(PROVIDED MATERIAL begins)
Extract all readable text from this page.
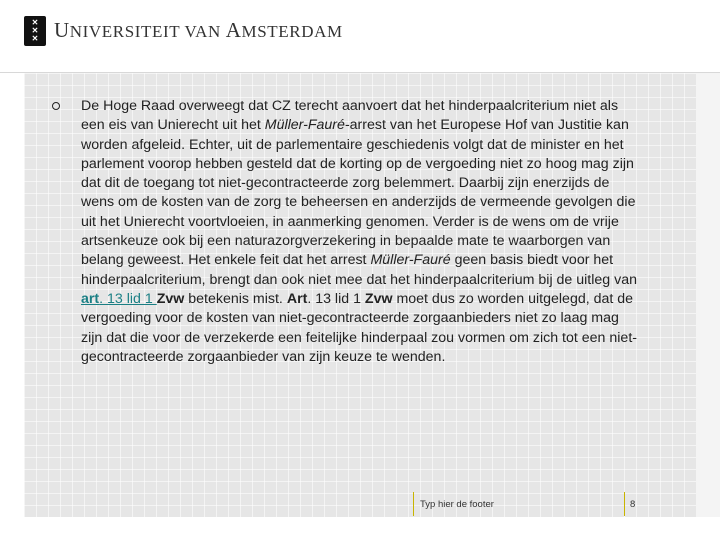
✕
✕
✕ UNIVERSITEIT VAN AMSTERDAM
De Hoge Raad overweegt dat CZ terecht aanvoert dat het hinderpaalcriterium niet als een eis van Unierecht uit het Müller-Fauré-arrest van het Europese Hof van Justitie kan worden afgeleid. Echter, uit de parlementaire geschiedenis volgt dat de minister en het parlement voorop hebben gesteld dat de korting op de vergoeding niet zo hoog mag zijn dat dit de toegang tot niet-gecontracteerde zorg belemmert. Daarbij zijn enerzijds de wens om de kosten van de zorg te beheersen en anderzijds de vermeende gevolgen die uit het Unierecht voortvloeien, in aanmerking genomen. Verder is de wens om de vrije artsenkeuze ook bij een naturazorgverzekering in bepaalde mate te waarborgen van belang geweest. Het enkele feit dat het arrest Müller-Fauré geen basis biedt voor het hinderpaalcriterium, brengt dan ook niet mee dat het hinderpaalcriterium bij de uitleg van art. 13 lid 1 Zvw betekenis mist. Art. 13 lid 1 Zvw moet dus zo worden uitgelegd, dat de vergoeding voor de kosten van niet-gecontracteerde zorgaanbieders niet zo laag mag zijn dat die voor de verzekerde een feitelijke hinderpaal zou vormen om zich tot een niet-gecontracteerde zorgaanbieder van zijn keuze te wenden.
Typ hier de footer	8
(PROVIDED MATERIAL ends)
*REQUIRED WORK*. Send back every line above exactly, skipping all pictures.

*SOLVED EXERCISE*.
Extract all readable text from this page.
✕
✕
✕ UNIVERSITEIT VAN AMSTERDAM
De Hoge Raad overweegt dat CZ terecht aanvoert dat het hinderpaalcriterium niet als een eis van Unierecht uit het Müller-Fauré-arrest van het Europese Hof van Justitie kan worden afgeleid. Echter, uit de parlementaire geschiedenis volgt dat de minister en het parlement voorop hebben gesteld dat de korting op de vergoeding niet zo hoog mag zijn dat dit de toegang tot niet-gecontracteerde zorg belemmert. Daarbij zijn enerzijds de wens om de kosten van de zorg te beheersen en anderzijds de vermeende gevolgen die uit het Unierecht voortvloeien, in aanmerking genomen. Verder is de wens om de vrije artsenkeuze ook bij een naturazorgverzekering in bepaalde mate te waarborgen van belang geweest. Het enkele feit dat het arrest Müller-Fauré geen basis biedt voor het hinderpaalcriterium, brengt dan ook niet mee dat het hinderpaalcriterium bij de uitleg van art. 13 lid 1 Zvw betekenis mist. Art. 13 lid 1 Zvw moet dus zo worden uitgelegd, dat de vergoeding voor de kosten van niet-gecontracteerde zorgaanbieders niet zo laag mag zijn dat die voor de verzekerde een feitelijke hinderpaal zou vormen om zich tot een niet-gecontracteerde zorgaanbieder van zijn keuze te wenden.
Typ hier de footer	8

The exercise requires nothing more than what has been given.